## What is being asked
Copy each line of the data below with the word "Korean".

☆ ☆ ☆ ☆

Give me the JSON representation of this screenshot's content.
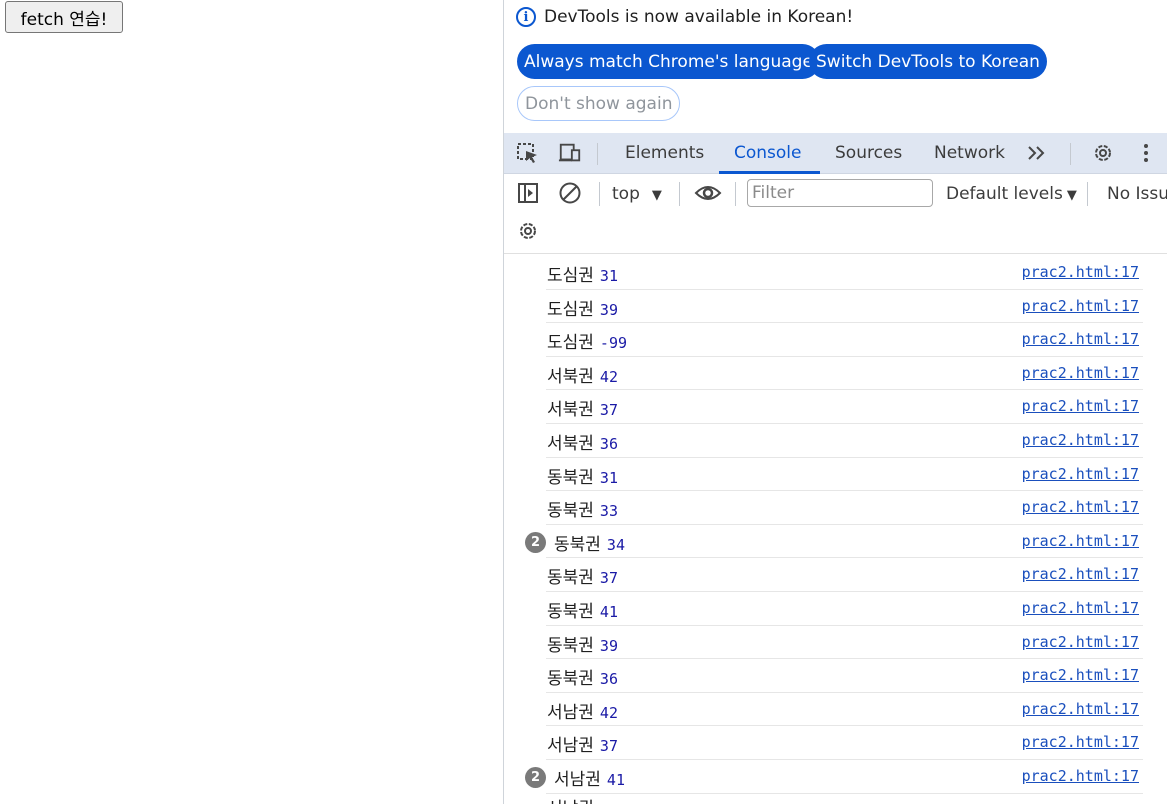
{
  "page": {
    "button_label": "fetch 연습!"
  },
  "devtools": {
    "infobar": {
      "message": "DevTools is now available in Korean!",
      "always_match_label": "Always match Chrome's language",
      "switch_label": "Switch DevTools to Korean",
      "dont_show_label": "Don't show again"
    },
    "tabs": [
      "Elements",
      "Console",
      "Sources",
      "Network"
    ],
    "active_tab": "Console",
    "toolbar": {
      "context": "top",
      "filter_placeholder": "Filter",
      "levels": "Default levels",
      "issues": "No Issu"
    },
    "console": [
      {
        "text": "도심권",
        "value": "31",
        "source": "prac2.html:17"
      },
      {
        "text": "도심권",
        "value": "39",
        "source": "prac2.html:17"
      },
      {
        "text": "도심권",
        "value": "-99",
        "source": "prac2.html:17"
      },
      {
        "text": "서북권",
        "value": "42",
        "source": "prac2.html:17"
      },
      {
        "text": "서북권",
        "value": "37",
        "source": "prac2.html:17"
      },
      {
        "text": "서북권",
        "value": "36",
        "source": "prac2.html:17"
      },
      {
        "text": "동북권",
        "value": "31",
        "source": "prac2.html:17"
      },
      {
        "text": "동북권",
        "value": "33",
        "source": "prac2.html:17"
      },
      {
        "text": "동북권",
        "value": "34",
        "source": "prac2.html:17",
        "repeat": "2"
      },
      {
        "text": "동북권",
        "value": "37",
        "source": "prac2.html:17"
      },
      {
        "text": "동북권",
        "value": "41",
        "source": "prac2.html:17"
      },
      {
        "text": "동북권",
        "value": "39",
        "source": "prac2.html:17"
      },
      {
        "text": "동북권",
        "value": "36",
        "source": "prac2.html:17"
      },
      {
        "text": "서남권",
        "value": "42",
        "source": "prac2.html:17"
      },
      {
        "text": "서남권",
        "value": "37",
        "source": "prac2.html:17"
      },
      {
        "text": "서남권",
        "value": "41",
        "source": "prac2.html:17",
        "repeat": "2"
      }
    ],
    "partial_last": "서남권"
  },
  "colors": {
    "accent": "#0b57d0",
    "tabbar_bg": "#dfe6f2",
    "number": "#1a1aa6",
    "link": "#1a4fbd"
  }
}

☆ ☆ ☆ ☆

## Result of this exercise
      "message": "DevTools is now available in Korean!",
      "switch_label": "Switch DevTools to Korean",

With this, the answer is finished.